### Requirements
Reproduce all of the material word for word.

### Excerpted data
______
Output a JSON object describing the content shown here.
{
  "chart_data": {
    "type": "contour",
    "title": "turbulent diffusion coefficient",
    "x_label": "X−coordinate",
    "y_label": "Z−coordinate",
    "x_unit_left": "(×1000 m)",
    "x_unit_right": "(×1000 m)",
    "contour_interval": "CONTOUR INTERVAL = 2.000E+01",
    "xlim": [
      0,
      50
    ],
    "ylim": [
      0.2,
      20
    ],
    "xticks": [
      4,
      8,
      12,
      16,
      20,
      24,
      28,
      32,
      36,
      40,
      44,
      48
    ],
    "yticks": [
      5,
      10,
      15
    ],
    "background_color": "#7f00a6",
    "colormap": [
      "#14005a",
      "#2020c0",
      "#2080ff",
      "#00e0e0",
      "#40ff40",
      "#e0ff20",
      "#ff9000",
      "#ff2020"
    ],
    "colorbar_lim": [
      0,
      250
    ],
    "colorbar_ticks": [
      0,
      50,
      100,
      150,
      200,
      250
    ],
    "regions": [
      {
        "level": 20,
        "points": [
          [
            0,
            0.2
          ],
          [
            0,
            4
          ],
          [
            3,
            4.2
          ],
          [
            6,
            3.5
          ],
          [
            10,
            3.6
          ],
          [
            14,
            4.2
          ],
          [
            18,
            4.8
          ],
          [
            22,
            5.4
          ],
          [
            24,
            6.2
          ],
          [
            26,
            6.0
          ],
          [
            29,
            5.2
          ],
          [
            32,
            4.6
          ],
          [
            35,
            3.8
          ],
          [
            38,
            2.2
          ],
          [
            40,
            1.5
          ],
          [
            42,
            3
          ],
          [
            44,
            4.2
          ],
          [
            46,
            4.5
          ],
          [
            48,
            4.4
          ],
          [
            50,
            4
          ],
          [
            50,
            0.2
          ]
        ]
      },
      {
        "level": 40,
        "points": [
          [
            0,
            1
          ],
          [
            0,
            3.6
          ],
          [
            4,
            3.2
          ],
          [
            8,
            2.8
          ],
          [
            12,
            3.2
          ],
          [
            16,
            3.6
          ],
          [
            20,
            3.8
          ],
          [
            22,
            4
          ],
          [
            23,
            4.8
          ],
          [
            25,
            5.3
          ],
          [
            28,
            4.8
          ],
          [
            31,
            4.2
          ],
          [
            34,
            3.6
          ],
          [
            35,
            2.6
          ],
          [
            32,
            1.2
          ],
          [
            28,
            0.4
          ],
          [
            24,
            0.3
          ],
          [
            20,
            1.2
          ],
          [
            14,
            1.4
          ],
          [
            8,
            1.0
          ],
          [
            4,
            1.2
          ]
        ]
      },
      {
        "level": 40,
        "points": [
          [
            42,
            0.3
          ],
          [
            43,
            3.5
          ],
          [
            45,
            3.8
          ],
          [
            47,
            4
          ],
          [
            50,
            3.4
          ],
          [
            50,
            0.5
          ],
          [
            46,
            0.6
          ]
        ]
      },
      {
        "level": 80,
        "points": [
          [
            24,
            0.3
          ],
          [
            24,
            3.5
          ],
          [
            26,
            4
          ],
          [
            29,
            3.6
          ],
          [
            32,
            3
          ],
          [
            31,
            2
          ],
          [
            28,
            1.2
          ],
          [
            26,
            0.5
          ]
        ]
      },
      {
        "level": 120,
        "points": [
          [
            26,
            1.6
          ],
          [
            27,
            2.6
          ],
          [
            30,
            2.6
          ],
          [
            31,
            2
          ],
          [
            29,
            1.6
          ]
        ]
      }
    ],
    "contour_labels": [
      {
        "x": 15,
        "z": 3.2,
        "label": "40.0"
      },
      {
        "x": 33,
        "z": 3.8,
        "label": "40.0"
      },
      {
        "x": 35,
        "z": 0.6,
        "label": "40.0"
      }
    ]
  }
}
______
### Exercise output
Output a JSON object describing the content shown here.
{
  "chart_data": {
    "type": "contour",
    "title": "turbulent diffusion coefficient",
    "x_label": "X−coordinate",
    "y_label": "Z−coordinate",
    "x_unit_left": "(×1000 m)",
    "x_unit_right": "(×1000 m)",
    "contour_interval": "CONTOUR INTERVAL = 2.000E+01",
    "xlim": [
      0,
      50
    ],
    "ylim": [
      0.2,
      20
    ],
    "xticks": [
      4,
      8,
      12,
      16,
      20,
      24,
      28,
      32,
      36,
      40,
      44,
      48
    ],
    "yticks": [
      5,
      10,
      15
    ],
    "background_color": "#7f00a6",
    "colormap": [
      "#14005a",
      "#2020c0",
      "#2080ff",
      "#00e0e0",
      "#40ff40",
      "#e0ff20",
      "#ff9000",
      "#ff2020"
    ],
    "colorbar_lim": [
      0,
      250
    ],
    "colorbar_ticks": [
      0,
      50,
      100,
      150,
      200,
      250
    ],
    "regions": [
      {
        "level": 20,
        "points": [
          [
            0,
            0.2
          ],
          [
            0,
            4
          ],
          [
            3,
            4.2
          ],
          [
            6,
            3.5
          ],
          [
            10,
            3.6
          ],
          [
            14,
            4.2
          ],
          [
            18,
            4.8
          ],
          [
            22,
            5.4
          ],
          [
            24,
            6.2
          ],
          [
            26,
            6.0
          ],
          [
            29,
            5.2
          ],
          [
            32,
            4.6
          ],
          [
            35,
            3.8
          ],
          [
            38,
            2.2
          ],
          [
            40,
            1.5
          ],
          [
            42,
            3
          ],
          [
            44,
            4.2
          ],
          [
            46,
            4.5
          ],
          [
            48,
            4.4
          ],
          [
            50,
            4
          ],
          [
            50,
            0.2
          ]
        ]
      },
      {
        "level": 40,
        "points": [
          [
            0,
            1
          ],
          [
            0,
            3.6
          ],
          [
            4,
            3.2
          ],
          [
            8,
            2.8
          ],
          [
            12,
            3.2
          ],
          [
            16,
            3.6
          ],
          [
            20,
            3.8
          ],
          [
            22,
            4
          ],
          [
            23,
            4.8
          ],
          [
            25,
            5.3
          ],
          [
            28,
            4.8
          ],
          [
            31,
            4.2
          ],
          [
            34,
            3.6
          ],
          [
            35,
            2.6
          ],
          [
            32,
            1.2
          ],
          [
            28,
            0.4
          ],
          [
            24,
            0.3
          ],
          [
            20,
            1.2
          ],
          [
            14,
            1.4
          ],
          [
            8,
            1.0
          ],
          [
            4,
            1.2
          ]
        ]
      },
      {
        "level": 40,
        "points": [
          [
            42,
            0.3
          ],
          [
            43,
            3.5
          ],
          [
            45,
            3.8
          ],
          [
            47,
            4
          ],
          [
            50,
            3.4
          ],
          [
            50,
            0.5
          ],
          [
            46,
            0.6
          ]
        ]
      },
      {
        "level": 80,
        "points": [
          [
            24,
            0.3
          ],
          [
            24,
            3.5
          ],
          [
            26,
            4
          ],
          [
            29,
            3.6
          ],
          [
            32,
            3
          ],
          [
            31,
            2
          ],
          [
            28,
            1.2
          ],
          [
            26,
            0.5
          ]
        ]
      },
      {
        "level": 120,
        "points": [
          [
            26,
            1.6
          ],
          [
            27,
            2.6
          ],
          [
            30,
            2.6
          ],
          [
            31,
            2
          ],
          [
            29,
            1.6
          ]
        ]
      }
    ],
    "contour_labels": [
      {
        "x": 15,
        "z": 3.2,
        "label": "40.0"
      },
      {
        "x": 33,
        "z": 3.8,
        "label": "40.0"
      },
      {
        "x": 35,
        "z": 0.6,
        "label": "40.0"
      }
    ]
  }
}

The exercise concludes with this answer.